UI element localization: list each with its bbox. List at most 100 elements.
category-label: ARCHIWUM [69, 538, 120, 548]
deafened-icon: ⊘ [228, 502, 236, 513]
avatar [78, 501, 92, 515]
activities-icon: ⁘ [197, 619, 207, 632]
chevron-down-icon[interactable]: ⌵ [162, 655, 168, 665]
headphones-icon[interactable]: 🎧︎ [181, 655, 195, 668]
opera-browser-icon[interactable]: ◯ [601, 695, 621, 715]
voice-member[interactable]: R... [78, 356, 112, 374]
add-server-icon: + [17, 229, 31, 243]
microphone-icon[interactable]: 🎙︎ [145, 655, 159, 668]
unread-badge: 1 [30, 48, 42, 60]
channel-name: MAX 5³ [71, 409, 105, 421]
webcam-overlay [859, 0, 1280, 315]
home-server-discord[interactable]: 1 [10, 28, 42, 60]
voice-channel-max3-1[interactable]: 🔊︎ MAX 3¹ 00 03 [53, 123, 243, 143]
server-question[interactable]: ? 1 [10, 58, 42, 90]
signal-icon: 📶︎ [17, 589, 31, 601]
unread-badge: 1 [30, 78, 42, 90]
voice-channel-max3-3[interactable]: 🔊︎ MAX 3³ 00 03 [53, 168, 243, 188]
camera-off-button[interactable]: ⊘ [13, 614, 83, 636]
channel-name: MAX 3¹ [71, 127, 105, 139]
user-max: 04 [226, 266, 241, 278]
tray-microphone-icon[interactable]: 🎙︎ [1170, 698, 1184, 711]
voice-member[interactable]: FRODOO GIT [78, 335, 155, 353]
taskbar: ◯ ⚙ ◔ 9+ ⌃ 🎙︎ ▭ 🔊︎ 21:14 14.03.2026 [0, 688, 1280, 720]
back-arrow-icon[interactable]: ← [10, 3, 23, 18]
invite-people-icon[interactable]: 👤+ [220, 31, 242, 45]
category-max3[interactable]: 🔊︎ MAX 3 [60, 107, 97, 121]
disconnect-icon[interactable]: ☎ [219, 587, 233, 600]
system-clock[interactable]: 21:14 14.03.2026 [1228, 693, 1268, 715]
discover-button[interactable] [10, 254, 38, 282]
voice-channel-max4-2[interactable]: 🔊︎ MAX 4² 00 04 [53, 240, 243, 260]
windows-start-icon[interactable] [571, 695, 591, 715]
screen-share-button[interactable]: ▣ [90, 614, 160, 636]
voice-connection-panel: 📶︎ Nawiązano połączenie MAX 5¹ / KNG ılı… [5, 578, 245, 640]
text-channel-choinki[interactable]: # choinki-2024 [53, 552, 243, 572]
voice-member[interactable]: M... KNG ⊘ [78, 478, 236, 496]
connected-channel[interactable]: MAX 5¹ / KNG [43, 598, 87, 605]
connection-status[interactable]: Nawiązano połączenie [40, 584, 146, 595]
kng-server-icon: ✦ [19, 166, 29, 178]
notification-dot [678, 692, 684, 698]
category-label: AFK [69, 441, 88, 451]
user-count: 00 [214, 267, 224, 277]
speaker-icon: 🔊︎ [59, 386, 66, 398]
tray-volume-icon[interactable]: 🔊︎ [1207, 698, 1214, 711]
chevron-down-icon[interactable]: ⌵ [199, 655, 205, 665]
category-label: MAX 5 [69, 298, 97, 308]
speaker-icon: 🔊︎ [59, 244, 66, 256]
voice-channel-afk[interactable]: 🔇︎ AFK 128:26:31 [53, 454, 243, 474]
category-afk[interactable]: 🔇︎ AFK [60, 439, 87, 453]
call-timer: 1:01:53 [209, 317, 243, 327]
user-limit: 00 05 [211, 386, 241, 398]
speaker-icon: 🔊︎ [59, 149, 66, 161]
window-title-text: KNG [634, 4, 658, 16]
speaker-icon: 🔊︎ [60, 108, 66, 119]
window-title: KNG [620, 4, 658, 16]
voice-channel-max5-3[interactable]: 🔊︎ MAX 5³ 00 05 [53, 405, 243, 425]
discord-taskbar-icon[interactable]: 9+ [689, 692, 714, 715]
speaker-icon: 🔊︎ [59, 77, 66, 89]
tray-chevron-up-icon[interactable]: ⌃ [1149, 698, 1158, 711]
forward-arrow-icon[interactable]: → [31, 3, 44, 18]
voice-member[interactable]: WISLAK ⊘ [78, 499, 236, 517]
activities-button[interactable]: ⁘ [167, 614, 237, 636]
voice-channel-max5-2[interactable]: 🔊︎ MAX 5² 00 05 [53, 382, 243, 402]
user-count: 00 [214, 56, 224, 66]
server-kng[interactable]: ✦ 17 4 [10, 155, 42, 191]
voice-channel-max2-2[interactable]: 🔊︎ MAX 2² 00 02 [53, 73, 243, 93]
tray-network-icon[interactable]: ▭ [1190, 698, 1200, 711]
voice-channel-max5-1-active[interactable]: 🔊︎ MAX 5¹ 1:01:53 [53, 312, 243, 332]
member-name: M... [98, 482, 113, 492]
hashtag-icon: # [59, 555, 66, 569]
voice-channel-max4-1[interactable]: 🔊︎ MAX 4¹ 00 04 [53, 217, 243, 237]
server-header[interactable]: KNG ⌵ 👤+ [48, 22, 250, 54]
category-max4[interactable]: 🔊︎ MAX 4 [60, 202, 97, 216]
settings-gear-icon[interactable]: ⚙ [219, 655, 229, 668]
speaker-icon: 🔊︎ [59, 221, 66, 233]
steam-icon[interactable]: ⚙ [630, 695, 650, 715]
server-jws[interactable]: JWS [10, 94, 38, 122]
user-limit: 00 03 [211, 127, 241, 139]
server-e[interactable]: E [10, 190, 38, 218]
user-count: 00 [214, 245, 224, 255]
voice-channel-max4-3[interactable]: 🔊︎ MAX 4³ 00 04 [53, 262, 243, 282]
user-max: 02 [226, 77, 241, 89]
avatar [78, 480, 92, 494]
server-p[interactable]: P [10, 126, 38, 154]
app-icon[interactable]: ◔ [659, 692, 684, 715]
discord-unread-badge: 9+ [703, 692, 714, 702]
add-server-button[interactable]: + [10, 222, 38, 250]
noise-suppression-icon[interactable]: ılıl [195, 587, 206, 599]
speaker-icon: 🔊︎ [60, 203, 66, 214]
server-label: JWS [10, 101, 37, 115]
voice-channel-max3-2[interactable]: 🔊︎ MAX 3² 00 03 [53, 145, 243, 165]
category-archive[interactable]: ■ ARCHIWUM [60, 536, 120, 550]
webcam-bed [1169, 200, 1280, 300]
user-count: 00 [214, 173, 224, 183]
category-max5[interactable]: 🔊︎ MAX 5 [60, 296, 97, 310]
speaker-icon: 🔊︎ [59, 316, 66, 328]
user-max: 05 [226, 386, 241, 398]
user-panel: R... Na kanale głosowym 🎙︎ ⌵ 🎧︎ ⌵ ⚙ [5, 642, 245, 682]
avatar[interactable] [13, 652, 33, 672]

> What you will do:
Render each line of the material above as a Markdown table with the columns No. and Entry, giving every row a number and leaving out blank lines.

> Result:
| No. | Entry |
|---|---|
| 1 | UI element localization: list each with its bbox. List at most 100 elements. |
| 2 | category-label: ARCHIWUM [69, 538, 120, 548] |
| 3 | deafened-icon: ⊘ [228, 502, 236, 513] |
| 4 | avatar [78, 501, 92, 515] |
| 5 | activities-icon: ⁘ [197, 619, 207, 632] |
| 6 | chevron-down-icon[interactable]: ⌵ [162, 655, 168, 665] |
| 7 | headphones-icon[interactable]: 🎧︎ [181, 655, 195, 668] |
| 8 | opera-browser-icon[interactable]: ◯ [601, 695, 621, 715] |
| 9 | voice-member[interactable]: R... [78, 356, 112, 374] |
| 10 | add-server-icon: + [17, 229, 31, 243] |
| 11 | microphone-icon[interactable]: 🎙︎ [145, 655, 159, 668] |
| 12 | unread-badge: 1 [30, 48, 42, 60] |
| 13 | channel-name: MAX 5³ [71, 409, 105, 421] |
| 14 | webcam-overlay [859, 0, 1280, 315] |
| 15 | home-server-discord[interactable]: 1 [10, 28, 42, 60] |
| 16 | voice-channel-max3-1[interactable]: 🔊︎ MAX 3¹ 00 03 [53, 123, 243, 143] |
| 17 | server-question[interactable]: ? 1 [10, 58, 42, 90] |
| 18 | signal-icon: 📶︎ [17, 589, 31, 601] |
| 19 | unread-badge: 1 [30, 78, 42, 90] |
| 20 | voice-channel-max3-3[interactable]: 🔊︎ MAX 3³ 00 03 [53, 168, 243, 188] |
| 21 | camera-off-button[interactable]: ⊘ [13, 614, 83, 636] |
| 22 | channel-name: MAX 3¹ [71, 127, 105, 139] |
| 23 | user-max: 04 [226, 266, 241, 278] |
| 24 | tray-microphone-icon[interactable]: 🎙︎ [1170, 698, 1184, 711] |
| 25 | voice-member[interactable]: FRODOO GIT [78, 335, 155, 353] |
| 26 | taskbar: ◯ ⚙ ◔ 9+ ⌃ 🎙︎ ▭ 🔊︎ 21:14 14.03.2026 [0, 688, 1280, 720] |
| 27 | back-arrow-icon[interactable]: ← [10, 3, 23, 18] |
| 28 | invite-people-icon[interactable]: 👤+ [220, 31, 242, 45] |
| 29 | category-max3[interactable]: 🔊︎ MAX 3 [60, 107, 97, 121] |
| 30 | disconnect-icon[interactable]: ☎ [219, 587, 233, 600] |
| 31 | system-clock[interactable]: 21:14 14.03.2026 [1228, 693, 1268, 715] |
| 32 | discover-button[interactable] [10, 254, 38, 282] |
| 33 | voice-channel-max4-2[interactable]: 🔊︎ MAX 4² 00 04 [53, 240, 243, 260] |
| 34 | windows-start-icon[interactable] [571, 695, 591, 715] |
| 35 | screen-share-button[interactable]: ▣ [90, 614, 160, 636] |
| 36 | voice-connection-panel: 📶︎ Nawiązano połączenie MAX 5¹ / KNG ılı… [5, 578, 245, 640] |
| 37 | text-channel-choinki[interactable]: # choinki-2024 [53, 552, 243, 572] |
| 38 | voice-member[interactable]: M... KNG ⊘ [78, 478, 236, 496] |
| 39 | connected-channel[interactable]: MAX 5¹ / KNG [43, 598, 87, 605] |
| 40 | connection-status[interactable]: Nawiązano połączenie [40, 584, 146, 595] |
| 41 | kng-server-icon: ✦ [19, 166, 29, 178] |
| 42 | notification-dot [678, 692, 684, 698] |
| 43 | category-label: AFK [69, 441, 88, 451] |
| 44 | user-count: 00 [214, 267, 224, 277] |
| 45 | speaker-icon: 🔊︎ [59, 386, 66, 398] |
| 46 | tray-volume-icon[interactable]: 🔊︎ [1207, 698, 1214, 711] |
| 47 | chevron-down-icon[interactable]: ⌵ [199, 655, 205, 665] |
| 48 | category-label: MAX 5 [69, 298, 97, 308] |
| 49 | speaker-icon: 🔊︎ [59, 244, 66, 256] |
| 50 | voice-channel-afk[interactable]: 🔇︎ AFK 128:26:31 [53, 454, 243, 474] |
| 51 | category-afk[interactable]: 🔇︎ AFK [60, 439, 87, 453] |
| 52 | call-timer: 1:01:53 [209, 317, 243, 327] |
| 53 | user-limit: 00 05 [211, 386, 241, 398] |
| 54 | speaker-icon: 🔊︎ [59, 149, 66, 161] |
| 55 | window-title-text: KNG [634, 4, 658, 16] |
| 56 | speaker-icon: 🔊︎ [60, 108, 66, 119] |
| 57 | window-title: KNG [620, 4, 658, 16] |
| 58 | voice-channel-max5-3[interactable]: 🔊︎ MAX 5³ 00 05 [53, 405, 243, 425] |
| 59 | discord-taskbar-icon[interactable]: 9+ [689, 692, 714, 715] |
| 60 | speaker-icon: 🔊︎ [59, 77, 66, 89] |
| 61 | tray-chevron-up-icon[interactable]: ⌃ [1149, 698, 1158, 711] |
| 62 | forward-arrow-icon[interactable]: → [31, 3, 44, 18] |
| 63 | voice-member[interactable]: WISLAK ⊘ [78, 499, 236, 517] |
| 64 | activities-button[interactable]: ⁘ [167, 614, 237, 636] |
| 65 | voice-channel-max5-2[interactable]: 🔊︎ MAX 5² 00 05 [53, 382, 243, 402] |
| 66 | user-count: 00 [214, 56, 224, 66] |
| 67 | server-kng[interactable]: ✦ 17 4 [10, 155, 42, 191] |
| 68 | voice-channel-max2-2[interactable]: 🔊︎ MAX 2² 00 02 [53, 73, 243, 93] |
| 69 | tray-network-icon[interactable]: ▭ [1190, 698, 1200, 711] |
| 70 | voice-channel-max5-1-active[interactable]: 🔊︎ MAX 5¹ 1:01:53 [53, 312, 243, 332] |
| 71 | member-name: M... [98, 482, 113, 492] |
| 72 | hashtag-icon: # [59, 555, 66, 569] |
| 73 | voice-channel-max4-1[interactable]: 🔊︎ MAX 4¹ 00 04 [53, 217, 243, 237] |
| 74 | server-header[interactable]: KNG ⌵ 👤+ [48, 22, 250, 54] |
| 75 | category-max4[interactable]: 🔊︎ MAX 4 [60, 202, 97, 216] |
| 76 | settings-gear-icon[interactable]: ⚙ [219, 655, 229, 668] |
| 77 | speaker-icon: 🔊︎ [59, 221, 66, 233] |
| 78 | steam-icon[interactable]: ⚙ [630, 695, 650, 715] |
| 79 | server-jws[interactable]: JWS [10, 94, 38, 122] |
| 80 | user-limit: 00 03 [211, 127, 241, 139] |
| 81 | server-e[interactable]: E [10, 190, 38, 218] |
| 82 | user-count: 00 [214, 245, 224, 255] |
| 83 | voice-channel-max4-3[interactable]: 🔊︎ MAX 4³ 00 04 [53, 262, 243, 282] |
| 84 | user-max: 02 [226, 77, 241, 89] |
| 85 | avatar [78, 480, 92, 494] |
| 86 | server-p[interactable]: P [10, 126, 38, 154] |
| 87 | app-icon[interactable]: ◔ [659, 692, 684, 715] |
| 88 | discord-unread-badge: 9+ [703, 692, 714, 702] |
| 89 | add-server-button[interactable]: + [10, 222, 38, 250] |
| 90 | noise-suppression-icon[interactable]: ılıl [195, 587, 206, 599] |
| 91 | speaker-icon: 🔊︎ [60, 203, 66, 214] |
| 92 | server-label: JWS [10, 101, 37, 115] |
| 93 | voice-channel-max3-2[interactable]: 🔊︎ MAX 3² 00 03 [53, 145, 243, 165] |
| 94 | category-archive[interactable]: ■ ARCHIWUM [60, 536, 120, 550] |
| 95 | webcam-bed [1169, 200, 1280, 300] |
| 96 | user-count: 00 [214, 173, 224, 183] |
| 97 | category-max5[interactable]: 🔊︎ MAX 5 [60, 296, 97, 310] |
| 98 | speaker-icon: 🔊︎ [59, 316, 66, 328] |
| 99 | user-max: 05 [226, 386, 241, 398] |
| 100 | user-panel: R... Na kanale głosowym 🎙︎ ⌵ 🎧︎ ⌵ ⚙ [5, 642, 245, 682] |
| 101 | avatar[interactable] [13, 652, 33, 672] |